--- start Data for this exercise ---

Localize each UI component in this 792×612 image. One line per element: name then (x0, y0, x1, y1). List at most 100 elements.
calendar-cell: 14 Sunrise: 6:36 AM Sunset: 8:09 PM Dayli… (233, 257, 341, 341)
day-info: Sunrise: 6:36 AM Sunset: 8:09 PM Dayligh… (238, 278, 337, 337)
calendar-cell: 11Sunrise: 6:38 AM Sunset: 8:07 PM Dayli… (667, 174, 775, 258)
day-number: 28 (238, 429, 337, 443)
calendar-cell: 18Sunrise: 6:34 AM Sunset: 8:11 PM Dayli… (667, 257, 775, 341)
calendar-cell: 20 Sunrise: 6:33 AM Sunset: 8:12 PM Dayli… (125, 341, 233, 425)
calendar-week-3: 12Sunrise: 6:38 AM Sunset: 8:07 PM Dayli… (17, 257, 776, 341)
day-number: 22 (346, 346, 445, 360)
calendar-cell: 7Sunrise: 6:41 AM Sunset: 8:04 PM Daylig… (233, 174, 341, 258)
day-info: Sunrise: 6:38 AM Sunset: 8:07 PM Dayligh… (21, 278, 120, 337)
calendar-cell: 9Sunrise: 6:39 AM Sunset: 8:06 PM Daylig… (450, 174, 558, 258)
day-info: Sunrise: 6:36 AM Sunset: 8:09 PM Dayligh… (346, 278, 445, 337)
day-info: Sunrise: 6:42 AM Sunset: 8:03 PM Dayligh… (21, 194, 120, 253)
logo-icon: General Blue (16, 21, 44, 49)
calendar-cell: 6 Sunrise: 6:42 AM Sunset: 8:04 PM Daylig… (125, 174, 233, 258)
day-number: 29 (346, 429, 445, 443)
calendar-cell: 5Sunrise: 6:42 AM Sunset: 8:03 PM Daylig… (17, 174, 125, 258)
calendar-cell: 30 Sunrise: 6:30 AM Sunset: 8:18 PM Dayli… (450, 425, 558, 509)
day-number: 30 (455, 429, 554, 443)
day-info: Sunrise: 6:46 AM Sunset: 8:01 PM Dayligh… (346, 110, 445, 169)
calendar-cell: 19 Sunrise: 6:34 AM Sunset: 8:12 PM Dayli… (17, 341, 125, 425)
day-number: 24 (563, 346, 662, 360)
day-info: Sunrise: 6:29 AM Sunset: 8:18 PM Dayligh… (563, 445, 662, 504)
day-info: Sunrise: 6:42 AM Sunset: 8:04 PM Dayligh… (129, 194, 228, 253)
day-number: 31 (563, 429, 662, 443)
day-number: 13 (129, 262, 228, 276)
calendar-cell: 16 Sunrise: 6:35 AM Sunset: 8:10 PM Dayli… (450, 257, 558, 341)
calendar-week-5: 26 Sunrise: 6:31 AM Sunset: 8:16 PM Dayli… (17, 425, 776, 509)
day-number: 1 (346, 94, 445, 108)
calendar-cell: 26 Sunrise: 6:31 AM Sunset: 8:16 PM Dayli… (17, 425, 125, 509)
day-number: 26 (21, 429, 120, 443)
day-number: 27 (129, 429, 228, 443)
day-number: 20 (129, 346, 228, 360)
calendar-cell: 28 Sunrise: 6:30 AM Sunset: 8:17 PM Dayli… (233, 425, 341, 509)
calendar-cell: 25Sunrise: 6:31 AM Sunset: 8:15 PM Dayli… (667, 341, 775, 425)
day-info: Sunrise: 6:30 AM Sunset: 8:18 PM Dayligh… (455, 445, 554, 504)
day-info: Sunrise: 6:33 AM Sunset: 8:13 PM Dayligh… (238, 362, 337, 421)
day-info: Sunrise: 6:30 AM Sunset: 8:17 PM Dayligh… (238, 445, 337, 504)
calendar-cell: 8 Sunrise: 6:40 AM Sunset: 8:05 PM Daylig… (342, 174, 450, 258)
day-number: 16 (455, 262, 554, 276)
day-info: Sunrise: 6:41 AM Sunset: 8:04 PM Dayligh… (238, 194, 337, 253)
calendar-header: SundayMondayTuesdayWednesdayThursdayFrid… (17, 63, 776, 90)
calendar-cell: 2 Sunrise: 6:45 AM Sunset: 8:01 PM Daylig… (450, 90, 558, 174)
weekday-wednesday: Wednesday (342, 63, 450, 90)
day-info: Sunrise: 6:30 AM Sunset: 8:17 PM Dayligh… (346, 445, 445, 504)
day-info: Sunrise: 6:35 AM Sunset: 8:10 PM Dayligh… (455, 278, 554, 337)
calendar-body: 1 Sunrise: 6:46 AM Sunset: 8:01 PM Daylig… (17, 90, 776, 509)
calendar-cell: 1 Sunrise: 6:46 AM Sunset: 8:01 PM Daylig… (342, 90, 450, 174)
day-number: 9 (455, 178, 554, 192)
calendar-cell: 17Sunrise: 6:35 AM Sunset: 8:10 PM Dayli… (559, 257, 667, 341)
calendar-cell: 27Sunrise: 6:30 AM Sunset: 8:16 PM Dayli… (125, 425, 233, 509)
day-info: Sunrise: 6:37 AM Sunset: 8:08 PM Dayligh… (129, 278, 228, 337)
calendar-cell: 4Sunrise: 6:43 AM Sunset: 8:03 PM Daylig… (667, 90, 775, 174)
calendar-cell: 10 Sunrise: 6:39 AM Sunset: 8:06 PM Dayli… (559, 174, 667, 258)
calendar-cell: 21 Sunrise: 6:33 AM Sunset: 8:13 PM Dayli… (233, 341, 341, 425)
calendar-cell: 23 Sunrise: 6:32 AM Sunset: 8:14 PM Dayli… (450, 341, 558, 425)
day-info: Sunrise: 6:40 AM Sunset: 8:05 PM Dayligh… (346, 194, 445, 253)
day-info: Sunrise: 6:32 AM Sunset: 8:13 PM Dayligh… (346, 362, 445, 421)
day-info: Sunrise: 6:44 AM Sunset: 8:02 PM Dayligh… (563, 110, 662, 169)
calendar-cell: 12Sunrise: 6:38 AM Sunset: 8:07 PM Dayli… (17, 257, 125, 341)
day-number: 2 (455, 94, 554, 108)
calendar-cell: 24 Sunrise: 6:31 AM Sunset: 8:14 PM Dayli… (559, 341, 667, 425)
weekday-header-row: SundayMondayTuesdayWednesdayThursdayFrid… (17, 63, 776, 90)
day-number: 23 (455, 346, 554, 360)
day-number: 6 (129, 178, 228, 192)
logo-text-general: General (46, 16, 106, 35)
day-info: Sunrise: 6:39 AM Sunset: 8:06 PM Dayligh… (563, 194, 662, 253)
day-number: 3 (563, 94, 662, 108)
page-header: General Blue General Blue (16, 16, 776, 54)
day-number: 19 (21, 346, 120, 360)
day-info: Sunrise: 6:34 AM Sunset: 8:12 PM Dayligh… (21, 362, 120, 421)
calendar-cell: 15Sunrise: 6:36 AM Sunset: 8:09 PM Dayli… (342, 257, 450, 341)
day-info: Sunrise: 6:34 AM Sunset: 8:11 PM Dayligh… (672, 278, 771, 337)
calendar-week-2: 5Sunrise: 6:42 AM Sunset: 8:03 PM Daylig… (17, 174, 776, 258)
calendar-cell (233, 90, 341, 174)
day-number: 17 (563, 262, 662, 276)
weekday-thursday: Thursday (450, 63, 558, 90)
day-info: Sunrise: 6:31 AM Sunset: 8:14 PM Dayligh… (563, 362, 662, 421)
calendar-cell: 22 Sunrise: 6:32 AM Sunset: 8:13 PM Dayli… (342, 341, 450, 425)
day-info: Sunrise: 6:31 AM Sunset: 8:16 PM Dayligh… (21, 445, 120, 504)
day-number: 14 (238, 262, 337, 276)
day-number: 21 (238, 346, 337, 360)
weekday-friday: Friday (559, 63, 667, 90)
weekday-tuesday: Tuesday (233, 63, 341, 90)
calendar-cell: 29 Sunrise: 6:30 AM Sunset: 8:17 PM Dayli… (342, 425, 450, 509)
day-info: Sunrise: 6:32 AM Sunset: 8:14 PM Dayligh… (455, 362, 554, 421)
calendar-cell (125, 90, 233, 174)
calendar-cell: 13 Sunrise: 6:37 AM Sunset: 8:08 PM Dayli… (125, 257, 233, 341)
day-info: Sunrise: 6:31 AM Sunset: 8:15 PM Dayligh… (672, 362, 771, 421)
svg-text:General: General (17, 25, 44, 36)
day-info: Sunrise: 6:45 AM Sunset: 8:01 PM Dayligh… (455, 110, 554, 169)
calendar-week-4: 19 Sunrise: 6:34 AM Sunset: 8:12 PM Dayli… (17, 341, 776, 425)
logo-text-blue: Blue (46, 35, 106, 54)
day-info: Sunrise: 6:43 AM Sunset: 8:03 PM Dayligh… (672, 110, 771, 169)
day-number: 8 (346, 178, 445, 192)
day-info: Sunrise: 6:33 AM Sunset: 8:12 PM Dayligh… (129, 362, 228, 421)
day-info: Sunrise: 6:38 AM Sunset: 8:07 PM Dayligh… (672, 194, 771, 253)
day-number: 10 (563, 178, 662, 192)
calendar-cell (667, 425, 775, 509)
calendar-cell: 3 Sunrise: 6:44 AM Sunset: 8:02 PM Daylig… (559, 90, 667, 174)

--- end Data for this exercise ---

**What needs to be done**
Rewrite everything from the start of the data down to the line containing "day-info: Sunrise: 6:29", changing each "calendar-cell" to "day-cell" and keeping all else the same.

**The result**
Localize each UI component in this 792×612 image. One line per element: name then (x0, y0, x1, y1). List at most 100 elements.
day-cell: 14 Sunrise: 6:36 AM Sunset: 8:09 PM Dayli… (233, 257, 341, 341)
day-info: Sunrise: 6:36 AM Sunset: 8:09 PM Dayligh… (238, 278, 337, 337)
day-cell: 11Sunrise: 6:38 AM Sunset: 8:07 PM Dayli… (667, 174, 775, 258)
day-number: 28 (238, 429, 337, 443)
day-cell: 18Sunrise: 6:34 AM Sunset: 8:11 PM Dayli… (667, 257, 775, 341)
day-cell: 20 Sunrise: 6:33 AM Sunset: 8:12 PM Dayli… (125, 341, 233, 425)
calendar-week-3: 12Sunrise: 6:38 AM Sunset: 8:07 PM Dayli… (17, 257, 776, 341)
day-number: 22 (346, 346, 445, 360)
day-cell: 7Sunrise: 6:41 AM Sunset: 8:04 PM Daylig… (233, 174, 341, 258)
day-info: Sunrise: 6:38 AM Sunset: 8:07 PM Dayligh… (21, 278, 120, 337)
day-cell: 9Sunrise: 6:39 AM Sunset: 8:06 PM Daylig… (450, 174, 558, 258)
day-info: Sunrise: 6:36 AM Sunset: 8:09 PM Dayligh… (346, 278, 445, 337)
day-info: Sunrise: 6:42 AM Sunset: 8:03 PM Dayligh… (21, 194, 120, 253)
logo-icon: General Blue (16, 21, 44, 49)
day-cell: 6 Sunrise: 6:42 AM Sunset: 8:04 PM Daylig… (125, 174, 233, 258)
day-number: 29 (346, 429, 445, 443)
day-cell: 5Sunrise: 6:42 AM Sunset: 8:03 PM Daylig… (17, 174, 125, 258)
day-cell: 30 Sunrise: 6:30 AM Sunset: 8:18 PM Dayli… (450, 425, 558, 509)
day-number: 30 (455, 429, 554, 443)
day-info: Sunrise: 6:46 AM Sunset: 8:01 PM Dayligh… (346, 110, 445, 169)
day-cell: 19 Sunrise: 6:34 AM Sunset: 8:12 PM Dayli… (17, 341, 125, 425)
day-number: 24 (563, 346, 662, 360)
day-info: Sunrise: 6:29 AM Sunset: 8:18 PM Dayligh… (563, 445, 662, 504)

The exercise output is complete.